##### Extract #####
Thanks for the feedback. I'm glad you like the contexts feature. It's one of the very first I conceptualized when this game was little more than a bag of ideas and a short story. My thought was that the only reason why other RPGs had separate maps for the interior of buildings was due to the size/memory constraints on old hardware. This feature definitely is not simple to implement though, especially in the map editor.

 

 

We can do the same thing that you do in your use case (add multiple layers to a map that are enabled conditionally). And I'm sure we will just use that technique in our maps in addition to contexts when appropriate. The problem with using "special" layers for us is that we store our collision data separately from the tile layers, although the collision grid is computed by the editor based on which tiles are placed where, and that data is then loaded into the map. We could always change the collision grid dynamically through scripting, but that's kind of a messy hack and also dangerous, because if the map tiles change you'll have to remember to change the script for the map as well (the map files our editor creates are separate from the map scripts that add sprites, events, etc. to the map).

 

 

Glad you find the feature useful and yes by all means, do implement it in your own game. Our code is open source so if you want to figure out how it's done (in either the game or the editor), you just have to do some hunting and reading. One final note: the reason we limit our number of contexts to 32 maximum for any given map is because in our collision grid, we store 32-bit integers and use bit-wise arithmetic to determine if a sprite collides on the context it's in. This means we only have a single 2D array of integers to maintain for the entire collision data of the whole map instead of one for every context. It's not a big deal to have one collision grid separate for each context, but it just seemed more elegant to do it that way than to have a lot of 2D boolean arrays for a map.
#####
◆ **To-do list**
- a) Translate this sentence from the post about map contexts into Spanish: "This feature definitely is not simple to implement though, especially in the map editor."
- b) Write out the post about map contexts starting at "Thanks for the" and ending at "the map editor.", but switch "short story" to "rough sketch".
##### Data rows #####
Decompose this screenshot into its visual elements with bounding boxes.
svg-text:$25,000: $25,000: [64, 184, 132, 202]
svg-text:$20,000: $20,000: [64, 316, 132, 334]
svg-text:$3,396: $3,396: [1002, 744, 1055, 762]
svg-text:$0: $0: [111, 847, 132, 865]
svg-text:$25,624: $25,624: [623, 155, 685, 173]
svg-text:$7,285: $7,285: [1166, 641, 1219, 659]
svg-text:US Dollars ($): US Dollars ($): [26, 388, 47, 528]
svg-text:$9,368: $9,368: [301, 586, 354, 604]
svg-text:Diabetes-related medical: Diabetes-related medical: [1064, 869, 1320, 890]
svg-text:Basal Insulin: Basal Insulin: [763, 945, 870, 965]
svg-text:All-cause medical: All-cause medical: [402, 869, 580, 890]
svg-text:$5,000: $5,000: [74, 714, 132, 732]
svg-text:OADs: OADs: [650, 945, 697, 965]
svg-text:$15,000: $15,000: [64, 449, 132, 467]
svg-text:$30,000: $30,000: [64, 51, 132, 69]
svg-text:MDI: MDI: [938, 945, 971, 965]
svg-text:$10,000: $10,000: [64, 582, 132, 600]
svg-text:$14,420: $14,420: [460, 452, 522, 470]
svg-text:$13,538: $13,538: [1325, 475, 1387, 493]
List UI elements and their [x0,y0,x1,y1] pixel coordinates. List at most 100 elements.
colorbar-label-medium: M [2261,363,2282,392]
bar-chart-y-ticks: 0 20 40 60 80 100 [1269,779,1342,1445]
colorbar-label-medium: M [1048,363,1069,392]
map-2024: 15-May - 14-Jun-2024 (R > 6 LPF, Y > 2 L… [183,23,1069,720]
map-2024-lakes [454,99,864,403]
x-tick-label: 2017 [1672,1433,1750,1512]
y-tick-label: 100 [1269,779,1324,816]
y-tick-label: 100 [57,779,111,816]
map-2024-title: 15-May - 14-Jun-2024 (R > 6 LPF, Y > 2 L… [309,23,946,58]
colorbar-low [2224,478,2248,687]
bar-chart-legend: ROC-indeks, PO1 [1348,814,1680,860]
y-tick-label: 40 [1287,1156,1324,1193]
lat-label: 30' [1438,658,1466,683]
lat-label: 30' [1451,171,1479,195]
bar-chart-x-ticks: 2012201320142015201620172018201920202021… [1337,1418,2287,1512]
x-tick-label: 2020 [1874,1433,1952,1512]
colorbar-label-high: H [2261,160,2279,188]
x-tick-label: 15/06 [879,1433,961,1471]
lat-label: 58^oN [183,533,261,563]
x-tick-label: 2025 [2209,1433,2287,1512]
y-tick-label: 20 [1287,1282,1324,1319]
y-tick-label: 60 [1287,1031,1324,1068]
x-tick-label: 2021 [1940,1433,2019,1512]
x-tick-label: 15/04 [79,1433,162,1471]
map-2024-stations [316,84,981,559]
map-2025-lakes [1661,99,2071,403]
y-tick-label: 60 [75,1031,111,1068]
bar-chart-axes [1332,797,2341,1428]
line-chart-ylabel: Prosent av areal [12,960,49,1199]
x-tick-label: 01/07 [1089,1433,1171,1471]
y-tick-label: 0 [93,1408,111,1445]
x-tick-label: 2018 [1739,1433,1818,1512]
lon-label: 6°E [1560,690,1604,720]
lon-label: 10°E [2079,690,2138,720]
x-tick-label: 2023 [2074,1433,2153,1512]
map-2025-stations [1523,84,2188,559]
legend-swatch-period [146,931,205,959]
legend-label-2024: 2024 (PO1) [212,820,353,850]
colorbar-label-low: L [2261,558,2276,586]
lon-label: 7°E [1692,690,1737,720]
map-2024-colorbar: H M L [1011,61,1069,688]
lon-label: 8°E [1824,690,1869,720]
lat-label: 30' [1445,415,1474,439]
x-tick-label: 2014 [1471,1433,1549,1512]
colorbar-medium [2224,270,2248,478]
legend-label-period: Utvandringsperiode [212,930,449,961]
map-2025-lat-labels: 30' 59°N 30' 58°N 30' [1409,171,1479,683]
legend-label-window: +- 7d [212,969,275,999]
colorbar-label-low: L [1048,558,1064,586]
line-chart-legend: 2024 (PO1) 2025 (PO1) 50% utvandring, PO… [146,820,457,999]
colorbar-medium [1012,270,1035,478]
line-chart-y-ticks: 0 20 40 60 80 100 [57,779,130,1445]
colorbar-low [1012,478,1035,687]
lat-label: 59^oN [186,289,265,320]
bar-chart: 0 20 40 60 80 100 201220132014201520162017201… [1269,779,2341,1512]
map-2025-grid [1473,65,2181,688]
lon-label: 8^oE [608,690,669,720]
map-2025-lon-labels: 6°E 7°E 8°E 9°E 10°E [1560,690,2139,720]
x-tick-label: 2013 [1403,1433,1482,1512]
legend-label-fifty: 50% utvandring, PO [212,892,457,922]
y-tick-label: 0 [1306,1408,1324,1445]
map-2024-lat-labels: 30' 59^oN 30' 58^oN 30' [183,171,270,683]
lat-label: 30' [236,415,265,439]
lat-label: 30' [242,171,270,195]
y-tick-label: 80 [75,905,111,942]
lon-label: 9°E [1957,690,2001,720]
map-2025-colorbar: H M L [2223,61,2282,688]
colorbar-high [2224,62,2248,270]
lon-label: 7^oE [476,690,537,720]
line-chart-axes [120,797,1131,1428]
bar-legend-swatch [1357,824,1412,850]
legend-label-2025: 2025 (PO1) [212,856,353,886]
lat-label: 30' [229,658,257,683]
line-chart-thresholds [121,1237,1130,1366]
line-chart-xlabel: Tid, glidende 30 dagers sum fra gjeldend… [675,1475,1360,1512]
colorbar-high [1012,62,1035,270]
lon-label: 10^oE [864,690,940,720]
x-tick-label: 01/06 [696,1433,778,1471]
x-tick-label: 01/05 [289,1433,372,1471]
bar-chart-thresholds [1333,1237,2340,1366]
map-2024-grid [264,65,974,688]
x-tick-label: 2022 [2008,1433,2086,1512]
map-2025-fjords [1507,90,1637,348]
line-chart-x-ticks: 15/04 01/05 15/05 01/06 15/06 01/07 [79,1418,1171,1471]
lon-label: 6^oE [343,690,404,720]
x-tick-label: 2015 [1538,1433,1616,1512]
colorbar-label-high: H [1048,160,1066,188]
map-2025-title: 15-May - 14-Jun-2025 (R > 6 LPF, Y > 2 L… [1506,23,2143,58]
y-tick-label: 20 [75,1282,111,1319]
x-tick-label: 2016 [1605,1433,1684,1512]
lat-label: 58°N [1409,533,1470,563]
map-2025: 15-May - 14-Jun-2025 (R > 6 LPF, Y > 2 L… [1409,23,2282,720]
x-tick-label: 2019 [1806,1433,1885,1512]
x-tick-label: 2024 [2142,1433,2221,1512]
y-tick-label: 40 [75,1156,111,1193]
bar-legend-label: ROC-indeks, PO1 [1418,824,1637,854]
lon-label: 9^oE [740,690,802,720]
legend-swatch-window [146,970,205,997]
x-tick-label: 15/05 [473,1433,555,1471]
#####
◆ **Task results**
- a) Sin embargo, esta función definitivamente no es sencilla de implementar, sobre todo en el editor de mapas.

- b)
Thanks for the feedback. I'm glad you like the contexts feature. It's one of the very first I conceptualized when this game was little more than a bag of ideas and a rough sketch. My thought was that the only reason why other RPGs had separate maps for the interior of buildings was due to the size/memory constraints on old hardware. This feature definitely is not simple to implement though, especially in the map editor.